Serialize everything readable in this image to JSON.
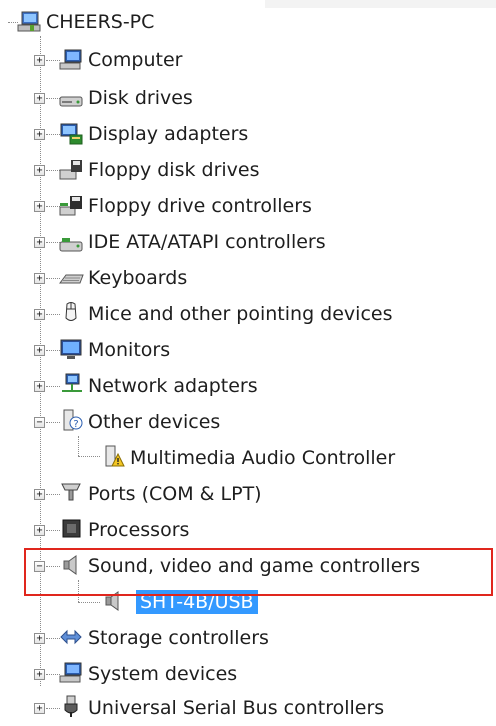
{
  "tree": {
    "root": {
      "label": "CHEERS-PC",
      "icon": "computer-icon"
    },
    "nodes": [
      {
        "label": "Computer",
        "icon": "computer-icon",
        "expand": "+"
      },
      {
        "label": "Disk drives",
        "icon": "disk-drive-icon",
        "expand": "+"
      },
      {
        "label": "Display adapters",
        "icon": "display-adapter-icon",
        "expand": "+"
      },
      {
        "label": "Floppy disk drives",
        "icon": "floppy-disk-icon",
        "expand": "+"
      },
      {
        "label": "Floppy drive controllers",
        "icon": "floppy-controller-icon",
        "expand": "+"
      },
      {
        "label": "IDE ATA/ATAPI controllers",
        "icon": "ide-controller-icon",
        "expand": "+"
      },
      {
        "label": "Keyboards",
        "icon": "keyboard-icon",
        "expand": "+"
      },
      {
        "label": "Mice and other pointing devices",
        "icon": "mouse-icon",
        "expand": "+"
      },
      {
        "label": "Monitors",
        "icon": "monitor-icon",
        "expand": "+"
      },
      {
        "label": "Network adapters",
        "icon": "network-adapter-icon",
        "expand": "+"
      },
      {
        "label": "Other devices",
        "icon": "unknown-device-icon",
        "expand": "−",
        "children": [
          {
            "label": "Multimedia Audio Controller",
            "icon": "warning-device-icon"
          }
        ]
      },
      {
        "label": "Ports (COM & LPT)",
        "icon": "port-icon",
        "expand": "+"
      },
      {
        "label": "Processors",
        "icon": "processor-icon",
        "expand": "+"
      },
      {
        "label": "Sound, video and game controllers",
        "icon": "speaker-icon",
        "expand": "−",
        "children": [
          {
            "label": "SHT-4B/USB",
            "icon": "speaker-icon",
            "selected": true
          }
        ]
      },
      {
        "label": "Storage controllers",
        "icon": "storage-controller-icon",
        "expand": "+"
      },
      {
        "label": "System devices",
        "icon": "system-device-icon",
        "expand": "+"
      },
      {
        "label": "Universal Serial Bus controllers",
        "icon": "usb-icon",
        "expand": "+"
      }
    ]
  },
  "colors": {
    "selection": "#3399ff",
    "highlight_border": "#e0261d"
  }
}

· · · · · · ·

What the exercise asks: Identify every line holding the word "adapters" and copy it out.

Output for this exercise:
        "label": "Display adapters",
        "label": "Network adapters",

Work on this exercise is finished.